> [Set problem]: Write out all the material exactly. Leave nothing out.
>>>>
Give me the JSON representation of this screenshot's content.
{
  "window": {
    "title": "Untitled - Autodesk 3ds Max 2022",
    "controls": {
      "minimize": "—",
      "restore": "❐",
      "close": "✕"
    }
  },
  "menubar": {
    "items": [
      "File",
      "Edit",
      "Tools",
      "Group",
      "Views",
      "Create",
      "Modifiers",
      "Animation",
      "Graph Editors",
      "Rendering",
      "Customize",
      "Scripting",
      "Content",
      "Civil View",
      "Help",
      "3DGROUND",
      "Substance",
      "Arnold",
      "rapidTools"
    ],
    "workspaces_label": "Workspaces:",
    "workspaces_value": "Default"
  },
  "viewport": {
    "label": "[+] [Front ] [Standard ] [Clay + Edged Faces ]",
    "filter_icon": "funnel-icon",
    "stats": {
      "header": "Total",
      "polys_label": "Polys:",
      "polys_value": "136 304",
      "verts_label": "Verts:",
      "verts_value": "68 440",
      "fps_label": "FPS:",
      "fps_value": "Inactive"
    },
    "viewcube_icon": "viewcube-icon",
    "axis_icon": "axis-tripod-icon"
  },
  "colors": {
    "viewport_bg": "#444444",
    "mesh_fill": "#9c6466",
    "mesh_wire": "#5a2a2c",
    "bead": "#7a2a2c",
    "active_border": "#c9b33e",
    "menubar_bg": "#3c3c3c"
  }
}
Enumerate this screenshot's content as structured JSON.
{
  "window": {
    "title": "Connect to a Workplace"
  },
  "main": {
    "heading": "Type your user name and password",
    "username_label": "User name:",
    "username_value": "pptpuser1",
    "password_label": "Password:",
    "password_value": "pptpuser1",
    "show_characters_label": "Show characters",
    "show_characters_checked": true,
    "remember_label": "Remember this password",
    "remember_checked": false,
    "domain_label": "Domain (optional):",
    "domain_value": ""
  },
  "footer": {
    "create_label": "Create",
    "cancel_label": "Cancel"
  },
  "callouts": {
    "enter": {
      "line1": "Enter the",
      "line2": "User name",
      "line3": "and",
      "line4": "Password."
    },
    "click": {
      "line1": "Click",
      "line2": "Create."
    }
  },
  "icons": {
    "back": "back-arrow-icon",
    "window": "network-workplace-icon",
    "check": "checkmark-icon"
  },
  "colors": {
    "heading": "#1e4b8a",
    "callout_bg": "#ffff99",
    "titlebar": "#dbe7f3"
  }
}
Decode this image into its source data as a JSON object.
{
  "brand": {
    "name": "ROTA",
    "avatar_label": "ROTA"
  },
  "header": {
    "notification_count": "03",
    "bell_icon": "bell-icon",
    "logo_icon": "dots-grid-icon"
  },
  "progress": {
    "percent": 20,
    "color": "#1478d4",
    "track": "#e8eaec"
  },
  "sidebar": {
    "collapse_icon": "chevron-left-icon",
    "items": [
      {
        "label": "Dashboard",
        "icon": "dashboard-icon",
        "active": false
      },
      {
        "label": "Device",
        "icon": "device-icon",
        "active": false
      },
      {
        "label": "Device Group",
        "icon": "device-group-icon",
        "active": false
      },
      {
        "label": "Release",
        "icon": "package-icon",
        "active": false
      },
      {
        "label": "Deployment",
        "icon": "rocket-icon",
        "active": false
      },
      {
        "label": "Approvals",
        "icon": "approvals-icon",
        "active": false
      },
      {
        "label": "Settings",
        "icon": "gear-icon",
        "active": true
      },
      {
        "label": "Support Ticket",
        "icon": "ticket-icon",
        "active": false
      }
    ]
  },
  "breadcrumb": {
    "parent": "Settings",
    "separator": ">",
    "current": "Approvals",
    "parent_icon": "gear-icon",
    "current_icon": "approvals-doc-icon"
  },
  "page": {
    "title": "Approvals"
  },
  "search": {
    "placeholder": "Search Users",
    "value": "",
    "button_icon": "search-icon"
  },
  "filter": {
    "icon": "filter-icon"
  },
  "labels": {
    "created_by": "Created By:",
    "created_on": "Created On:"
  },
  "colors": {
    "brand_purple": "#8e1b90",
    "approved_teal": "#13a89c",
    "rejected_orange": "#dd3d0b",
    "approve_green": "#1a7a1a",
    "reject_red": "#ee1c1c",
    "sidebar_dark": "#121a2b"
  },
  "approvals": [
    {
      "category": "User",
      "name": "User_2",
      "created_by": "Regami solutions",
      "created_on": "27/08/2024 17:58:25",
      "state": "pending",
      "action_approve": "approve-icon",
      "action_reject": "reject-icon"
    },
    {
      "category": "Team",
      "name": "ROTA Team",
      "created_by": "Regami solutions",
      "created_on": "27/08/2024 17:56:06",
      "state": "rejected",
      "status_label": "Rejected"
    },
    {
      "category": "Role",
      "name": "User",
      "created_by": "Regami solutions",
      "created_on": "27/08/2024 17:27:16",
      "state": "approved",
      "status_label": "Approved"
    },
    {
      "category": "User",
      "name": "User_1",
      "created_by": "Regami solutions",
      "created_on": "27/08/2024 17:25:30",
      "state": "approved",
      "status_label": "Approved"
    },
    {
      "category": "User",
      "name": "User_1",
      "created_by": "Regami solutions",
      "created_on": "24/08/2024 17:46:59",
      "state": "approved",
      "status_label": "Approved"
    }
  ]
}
<<<<
> [Finished answer]:
Give me the JSON representation of this screenshot's content.
{
  "window": {
    "title": "Untitled - Autodesk 3ds Max 2022",
    "controls": {
      "minimize": "—",
      "restore": "❐",
      "close": "✕"
    }
  },
  "menubar": {
    "items": [
      "File",
      "Edit",
      "Tools",
      "Group",
      "Views",
      "Create",
      "Modifiers",
      "Animation",
      "Graph Editors",
      "Rendering",
      "Customize",
      "Scripting",
      "Content",
      "Civil View",
      "Help",
      "3DGROUND",
      "Substance",
      "Arnold",
      "rapidTools"
    ],
    "workspaces_label": "Workspaces:",
    "workspaces_value": "Default"
  },
  "viewport": {
    "label": "[+] [Front ] [Standard ] [Clay + Edged Faces ]",
    "filter_icon": "funnel-icon",
    "stats": {
      "header": "Total",
      "polys_label": "Polys:",
      "polys_value": "136 304",
      "verts_label": "Verts:",
      "verts_value": "68 440",
      "fps_label": "FPS:",
      "fps_value": "Inactive"
    },
    "viewcube_icon": "viewcube-icon",
    "axis_icon": "axis-tripod-icon"
  },
  "colors": {
    "viewport_bg": "#444444",
    "mesh_fill": "#9c6466",
    "mesh_wire": "#5a2a2c",
    "bead": "#7a2a2c",
    "active_border": "#c9b33e",
    "menubar_bg": "#3c3c3c"
  }
}
Enumerate this screenshot's content as structured JSON.
{
  "window": {
    "title": "Connect to a Workplace"
  },
  "main": {
    "heading": "Type your user name and password",
    "username_label": "User name:",
    "username_value": "pptpuser1",
    "password_label": "Password:",
    "password_value": "pptpuser1",
    "show_characters_label": "Show characters",
    "show_characters_checked": true,
    "remember_label": "Remember this password",
    "remember_checked": false,
    "domain_label": "Domain (optional):",
    "domain_value": ""
  },
  "footer": {
    "create_label": "Create",
    "cancel_label": "Cancel"
  },
  "callouts": {
    "enter": {
      "line1": "Enter the",
      "line2": "User name",
      "line3": "and",
      "line4": "Password."
    },
    "click": {
      "line1": "Click",
      "line2": "Create."
    }
  },
  "icons": {
    "back": "back-arrow-icon",
    "window": "network-workplace-icon",
    "check": "checkmark-icon"
  },
  "colors": {
    "heading": "#1e4b8a",
    "callout_bg": "#ffff99",
    "titlebar": "#dbe7f3"
  }
}
Decode this image into its source data as a JSON object.
{
  "brand": {
    "name": "ROTA",
    "avatar_label": "ROTA"
  },
  "header": {
    "notification_count": "03",
    "bell_icon": "bell-icon",
    "logo_icon": "dots-grid-icon"
  },
  "progress": {
    "percent": 20,
    "color": "#1478d4",
    "track": "#e8eaec"
  },
  "sidebar": {
    "collapse_icon": "chevron-left-icon",
    "items": [
      {
        "label": "Dashboard",
        "icon": "dashboard-icon",
        "active": false
      },
      {
        "label": "Device",
        "icon": "device-icon",
        "active": false
      },
      {
        "label": "Device Group",
        "icon": "device-group-icon",
        "active": false
      },
      {
        "label": "Release",
        "icon": "package-icon",
        "active": false
      },
      {
        "label": "Deployment",
        "icon": "rocket-icon",
        "active": false
      },
      {
        "label": "Approvals",
        "icon": "approvals-icon",
        "active": false
      },
      {
        "label": "Settings",
        "icon": "gear-icon",
        "active": true
      },
      {
        "label": "Support Ticket",
        "icon": "ticket-icon",
        "active": false
      }
    ]
  },
  "breadcrumb": {
    "parent": "Settings",
    "separator": ">",
    "current": "Approvals",
    "parent_icon": "gear-icon",
    "current_icon": "approvals-doc-icon"
  },
  "page": {
    "title": "Approvals"
  },
  "search": {
    "placeholder": "Search Users",
    "value": "",
    "button_icon": "search-icon"
  },
  "filter": {
    "icon": "filter-icon"
  },
  "labels": {
    "created_by": "Created By:",
    "created_on": "Created On:"
  },
  "colors": {
    "brand_purple": "#8e1b90",
    "approved_teal": "#13a89c",
    "rejected_orange": "#dd3d0b",
    "approve_green": "#1a7a1a",
    "reject_red": "#ee1c1c",
    "sidebar_dark": "#121a2b"
  },
  "approvals": [
    {
      "category": "User",
      "name": "User_2",
      "created_by": "Regami solutions",
      "created_on": "27/08/2024 17:58:25",
      "state": "pending",
      "action_approve": "approve-icon",
      "action_reject": "reject-icon"
    },
    {
      "category": "Team",
      "name": "ROTA Team",
      "created_by": "Regami solutions",
      "created_on": "27/08/2024 17:56:06",
      "state": "rejected",
      "status_label": "Rejected"
    },
    {
      "category": "Role",
      "name": "User",
      "created_by": "Regami solutions",
      "created_on": "27/08/2024 17:27:16",
      "state": "approved",
      "status_label": "Approved"
    },
    {
      "category": "User",
      "name": "User_1",
      "created_by": "Regami solutions",
      "created_on": "27/08/2024 17:25:30",
      "state": "approved",
      "status_label": "Approved"
    },
    {
      "category": "User",
      "name": "User_1",
      "created_by": "Regami solutions",
      "created_on": "24/08/2024 17:46:59",
      "state": "approved",
      "status_label": "Approved"
    }
  ]
}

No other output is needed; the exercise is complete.